> **Aim**: Present the following data again exactly as it is shown.

> **Material provided**:
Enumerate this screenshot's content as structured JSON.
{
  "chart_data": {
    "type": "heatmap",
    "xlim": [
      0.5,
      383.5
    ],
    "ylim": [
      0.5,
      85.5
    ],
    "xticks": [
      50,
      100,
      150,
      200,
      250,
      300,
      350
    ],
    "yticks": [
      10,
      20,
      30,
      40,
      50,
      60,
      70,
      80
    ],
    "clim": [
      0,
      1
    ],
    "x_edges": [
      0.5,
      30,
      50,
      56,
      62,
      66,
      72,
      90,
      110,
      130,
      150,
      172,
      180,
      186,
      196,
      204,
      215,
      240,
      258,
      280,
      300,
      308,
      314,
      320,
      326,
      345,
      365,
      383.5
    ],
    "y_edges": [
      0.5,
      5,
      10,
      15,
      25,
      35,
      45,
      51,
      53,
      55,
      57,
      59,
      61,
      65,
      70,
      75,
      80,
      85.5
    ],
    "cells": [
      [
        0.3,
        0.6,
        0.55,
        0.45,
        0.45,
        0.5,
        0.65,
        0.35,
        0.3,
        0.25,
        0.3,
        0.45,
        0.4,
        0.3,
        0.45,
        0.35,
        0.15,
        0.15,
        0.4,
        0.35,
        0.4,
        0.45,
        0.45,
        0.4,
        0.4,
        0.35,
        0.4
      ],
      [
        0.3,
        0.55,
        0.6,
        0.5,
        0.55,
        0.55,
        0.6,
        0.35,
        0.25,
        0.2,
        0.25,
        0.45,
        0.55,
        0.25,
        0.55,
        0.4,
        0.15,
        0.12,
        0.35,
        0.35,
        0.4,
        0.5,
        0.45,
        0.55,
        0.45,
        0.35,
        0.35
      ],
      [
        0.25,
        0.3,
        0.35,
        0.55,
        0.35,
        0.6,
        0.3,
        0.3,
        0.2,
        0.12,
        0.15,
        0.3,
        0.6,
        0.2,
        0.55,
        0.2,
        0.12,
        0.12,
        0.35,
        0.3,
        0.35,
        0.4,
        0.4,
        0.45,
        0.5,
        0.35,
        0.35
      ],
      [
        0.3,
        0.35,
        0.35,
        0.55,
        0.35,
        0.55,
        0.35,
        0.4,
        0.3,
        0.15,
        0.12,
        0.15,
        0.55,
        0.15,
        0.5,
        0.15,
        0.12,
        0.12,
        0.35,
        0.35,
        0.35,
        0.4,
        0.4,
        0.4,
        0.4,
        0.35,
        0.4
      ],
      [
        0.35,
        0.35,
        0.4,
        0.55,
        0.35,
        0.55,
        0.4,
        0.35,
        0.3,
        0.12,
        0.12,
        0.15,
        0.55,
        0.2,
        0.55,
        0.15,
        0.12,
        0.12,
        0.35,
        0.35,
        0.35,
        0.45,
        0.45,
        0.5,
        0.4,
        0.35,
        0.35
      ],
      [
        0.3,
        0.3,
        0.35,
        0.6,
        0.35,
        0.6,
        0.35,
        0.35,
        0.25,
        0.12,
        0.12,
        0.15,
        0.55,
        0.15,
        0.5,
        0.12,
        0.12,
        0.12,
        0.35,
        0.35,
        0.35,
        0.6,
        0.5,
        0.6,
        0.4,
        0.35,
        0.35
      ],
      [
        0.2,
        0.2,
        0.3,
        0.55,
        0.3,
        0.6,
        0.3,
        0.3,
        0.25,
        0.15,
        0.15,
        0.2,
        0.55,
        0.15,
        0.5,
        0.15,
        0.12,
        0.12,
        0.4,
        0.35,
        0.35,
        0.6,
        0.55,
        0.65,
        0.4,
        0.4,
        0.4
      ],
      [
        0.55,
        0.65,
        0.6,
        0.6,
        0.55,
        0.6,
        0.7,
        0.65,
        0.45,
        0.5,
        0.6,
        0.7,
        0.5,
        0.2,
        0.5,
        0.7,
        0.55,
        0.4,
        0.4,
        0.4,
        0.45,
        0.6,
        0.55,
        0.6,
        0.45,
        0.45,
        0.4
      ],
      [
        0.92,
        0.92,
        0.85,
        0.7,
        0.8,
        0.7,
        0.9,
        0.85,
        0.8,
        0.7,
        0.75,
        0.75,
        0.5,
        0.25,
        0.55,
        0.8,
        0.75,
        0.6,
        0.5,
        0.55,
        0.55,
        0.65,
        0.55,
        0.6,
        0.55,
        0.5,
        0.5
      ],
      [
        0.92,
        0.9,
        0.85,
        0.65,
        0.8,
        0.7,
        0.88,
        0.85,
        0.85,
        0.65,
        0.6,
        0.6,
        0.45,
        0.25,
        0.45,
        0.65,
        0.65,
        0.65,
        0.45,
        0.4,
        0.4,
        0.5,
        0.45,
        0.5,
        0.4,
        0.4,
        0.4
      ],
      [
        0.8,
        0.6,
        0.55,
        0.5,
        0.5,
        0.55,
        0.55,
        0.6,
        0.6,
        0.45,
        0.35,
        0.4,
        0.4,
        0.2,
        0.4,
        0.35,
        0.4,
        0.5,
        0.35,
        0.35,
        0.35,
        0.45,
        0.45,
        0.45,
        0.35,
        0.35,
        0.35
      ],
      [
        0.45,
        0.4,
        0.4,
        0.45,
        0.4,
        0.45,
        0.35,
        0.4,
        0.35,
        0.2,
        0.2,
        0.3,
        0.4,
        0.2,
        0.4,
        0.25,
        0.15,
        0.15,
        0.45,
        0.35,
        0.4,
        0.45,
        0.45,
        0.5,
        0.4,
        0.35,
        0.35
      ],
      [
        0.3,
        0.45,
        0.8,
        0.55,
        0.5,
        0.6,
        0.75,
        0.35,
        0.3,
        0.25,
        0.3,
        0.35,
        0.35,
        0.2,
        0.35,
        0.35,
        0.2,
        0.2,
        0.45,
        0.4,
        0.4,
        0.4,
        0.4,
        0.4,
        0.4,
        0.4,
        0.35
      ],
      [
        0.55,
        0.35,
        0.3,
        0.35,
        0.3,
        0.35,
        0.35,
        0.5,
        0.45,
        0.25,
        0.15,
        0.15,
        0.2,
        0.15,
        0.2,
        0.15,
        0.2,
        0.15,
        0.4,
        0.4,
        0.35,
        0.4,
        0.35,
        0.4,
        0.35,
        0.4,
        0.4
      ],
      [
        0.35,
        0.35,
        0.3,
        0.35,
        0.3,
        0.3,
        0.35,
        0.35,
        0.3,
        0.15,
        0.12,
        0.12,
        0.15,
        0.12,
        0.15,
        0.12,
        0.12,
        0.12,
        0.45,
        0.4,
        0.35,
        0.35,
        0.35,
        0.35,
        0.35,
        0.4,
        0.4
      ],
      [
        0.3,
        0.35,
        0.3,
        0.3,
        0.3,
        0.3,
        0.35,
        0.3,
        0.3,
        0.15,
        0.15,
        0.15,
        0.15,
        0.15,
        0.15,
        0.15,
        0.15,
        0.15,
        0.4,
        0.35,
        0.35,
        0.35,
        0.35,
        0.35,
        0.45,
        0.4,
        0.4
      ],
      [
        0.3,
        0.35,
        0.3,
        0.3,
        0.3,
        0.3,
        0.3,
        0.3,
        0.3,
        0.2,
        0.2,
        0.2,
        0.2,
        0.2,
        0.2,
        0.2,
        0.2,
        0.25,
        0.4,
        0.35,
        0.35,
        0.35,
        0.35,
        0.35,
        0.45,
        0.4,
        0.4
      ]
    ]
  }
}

> **Result of the exercise**:
Enumerate this screenshot's content as structured JSON.
{
  "chart_data": {
    "type": "heatmap",
    "xlim": [
      0.5,
      383.5
    ],
    "ylim": [
      0.5,
      85.5
    ],
    "xticks": [
      50,
      100,
      150,
      200,
      250,
      300,
      350
    ],
    "yticks": [
      10,
      20,
      30,
      40,
      50,
      60,
      70,
      80
    ],
    "clim": [
      0,
      1
    ],
    "x_edges": [
      0.5,
      30,
      50,
      56,
      62,
      66,
      72,
      90,
      110,
      130,
      150,
      172,
      180,
      186,
      196,
      204,
      215,
      240,
      258,
      280,
      300,
      308,
      314,
      320,
      326,
      345,
      365,
      383.5
    ],
    "y_edges": [
      0.5,
      5,
      10,
      15,
      25,
      35,
      45,
      51,
      53,
      55,
      57,
      59,
      61,
      65,
      70,
      75,
      80,
      85.5
    ],
    "cells": [
      [
        0.3,
        0.6,
        0.55,
        0.45,
        0.45,
        0.5,
        0.65,
        0.35,
        0.3,
        0.25,
        0.3,
        0.45,
        0.4,
        0.3,
        0.45,
        0.35,
        0.15,
        0.15,
        0.4,
        0.35,
        0.4,
        0.45,
        0.45,
        0.4,
        0.4,
        0.35,
        0.4
      ],
      [
        0.3,
        0.55,
        0.6,
        0.5,
        0.55,
        0.55,
        0.6,
        0.35,
        0.25,
        0.2,
        0.25,
        0.45,
        0.55,
        0.25,
        0.55,
        0.4,
        0.15,
        0.12,
        0.35,
        0.35,
        0.4,
        0.5,
        0.45,
        0.55,
        0.45,
        0.35,
        0.35
      ],
      [
        0.25,
        0.3,
        0.35,
        0.55,
        0.35,
        0.6,
        0.3,
        0.3,
        0.2,
        0.12,
        0.15,
        0.3,
        0.6,
        0.2,
        0.55,
        0.2,
        0.12,
        0.12,
        0.35,
        0.3,
        0.35,
        0.4,
        0.4,
        0.45,
        0.5,
        0.35,
        0.35
      ],
      [
        0.3,
        0.35,
        0.35,
        0.55,
        0.35,
        0.55,
        0.35,
        0.4,
        0.3,
        0.15,
        0.12,
        0.15,
        0.55,
        0.15,
        0.5,
        0.15,
        0.12,
        0.12,
        0.35,
        0.35,
        0.35,
        0.4,
        0.4,
        0.4,
        0.4,
        0.35,
        0.4
      ],
      [
        0.35,
        0.35,
        0.4,
        0.55,
        0.35,
        0.55,
        0.4,
        0.35,
        0.3,
        0.12,
        0.12,
        0.15,
        0.55,
        0.2,
        0.55,
        0.15,
        0.12,
        0.12,
        0.35,
        0.35,
        0.35,
        0.45,
        0.45,
        0.5,
        0.4,
        0.35,
        0.35
      ],
      [
        0.3,
        0.3,
        0.35,
        0.6,
        0.35,
        0.6,
        0.35,
        0.35,
        0.25,
        0.12,
        0.12,
        0.15,
        0.55,
        0.15,
        0.5,
        0.12,
        0.12,
        0.12,
        0.35,
        0.35,
        0.35,
        0.6,
        0.5,
        0.6,
        0.4,
        0.35,
        0.35
      ],
      [
        0.2,
        0.2,
        0.3,
        0.55,
        0.3,
        0.6,
        0.3,
        0.3,
        0.25,
        0.15,
        0.15,
        0.2,
        0.55,
        0.15,
        0.5,
        0.15,
        0.12,
        0.12,
        0.4,
        0.35,
        0.35,
        0.6,
        0.55,
        0.65,
        0.4,
        0.4,
        0.4
      ],
      [
        0.55,
        0.65,
        0.6,
        0.6,
        0.55,
        0.6,
        0.7,
        0.65,
        0.45,
        0.5,
        0.6,
        0.7,
        0.5,
        0.2,
        0.5,
        0.7,
        0.55,
        0.4,
        0.4,
        0.4,
        0.45,
        0.6,
        0.55,
        0.6,
        0.45,
        0.45,
        0.4
      ],
      [
        0.92,
        0.92,
        0.85,
        0.7,
        0.8,
        0.7,
        0.9,
        0.85,
        0.8,
        0.7,
        0.75,
        0.75,
        0.5,
        0.25,
        0.55,
        0.8,
        0.75,
        0.6,
        0.5,
        0.55,
        0.55,
        0.65,
        0.55,
        0.6,
        0.55,
        0.5,
        0.5
      ],
      [
        0.92,
        0.9,
        0.85,
        0.65,
        0.8,
        0.7,
        0.88,
        0.85,
        0.85,
        0.65,
        0.6,
        0.6,
        0.45,
        0.25,
        0.45,
        0.65,
        0.65,
        0.65,
        0.45,
        0.4,
        0.4,
        0.5,
        0.45,
        0.5,
        0.4,
        0.4,
        0.4
      ],
      [
        0.8,
        0.6,
        0.55,
        0.5,
        0.5,
        0.55,
        0.55,
        0.6,
        0.6,
        0.45,
        0.35,
        0.4,
        0.4,
        0.2,
        0.4,
        0.35,
        0.4,
        0.5,
        0.35,
        0.35,
        0.35,
        0.45,
        0.45,
        0.45,
        0.35,
        0.35,
        0.35
      ],
      [
        0.45,
        0.4,
        0.4,
        0.45,
        0.4,
        0.45,
        0.35,
        0.4,
        0.35,
        0.2,
        0.2,
        0.3,
        0.4,
        0.2,
        0.4,
        0.25,
        0.15,
        0.15,
        0.45,
        0.35,
        0.4,
        0.45,
        0.45,
        0.5,
        0.4,
        0.35,
        0.35
      ],
      [
        0.3,
        0.45,
        0.8,
        0.55,
        0.5,
        0.6,
        0.75,
        0.35,
        0.3,
        0.25,
        0.3,
        0.35,
        0.35,
        0.2,
        0.35,
        0.35,
        0.2,
        0.2,
        0.45,
        0.4,
        0.4,
        0.4,
        0.4,
        0.4,
        0.4,
        0.4,
        0.35
      ],
      [
        0.55,
        0.35,
        0.3,
        0.35,
        0.3,
        0.35,
        0.35,
        0.5,
        0.45,
        0.25,
        0.15,
        0.15,
        0.2,
        0.15,
        0.2,
        0.15,
        0.2,
        0.15,
        0.4,
        0.4,
        0.35,
        0.4,
        0.35,
        0.4,
        0.35,
        0.4,
        0.4
      ],
      [
        0.35,
        0.35,
        0.3,
        0.35,
        0.3,
        0.3,
        0.35,
        0.35,
        0.3,
        0.15,
        0.12,
        0.12,
        0.15,
        0.12,
        0.15,
        0.12,
        0.12,
        0.12,
        0.45,
        0.4,
        0.35,
        0.35,
        0.35,
        0.35,
        0.35,
        0.4,
        0.4
      ],
      [
        0.3,
        0.35,
        0.3,
        0.3,
        0.3,
        0.3,
        0.35,
        0.3,
        0.3,
        0.15,
        0.15,
        0.15,
        0.15,
        0.15,
        0.15,
        0.15,
        0.15,
        0.15,
        0.4,
        0.35,
        0.35,
        0.35,
        0.35,
        0.35,
        0.45,
        0.4,
        0.4
      ],
      [
        0.3,
        0.35,
        0.3,
        0.3,
        0.3,
        0.3,
        0.3,
        0.3,
        0.3,
        0.2,
        0.2,
        0.2,
        0.2,
        0.2,
        0.2,
        0.2,
        0.2,
        0.25,
        0.4,
        0.35,
        0.35,
        0.35,
        0.35,
        0.35,
        0.45,
        0.4,
        0.4
      ]
    ]
  }
}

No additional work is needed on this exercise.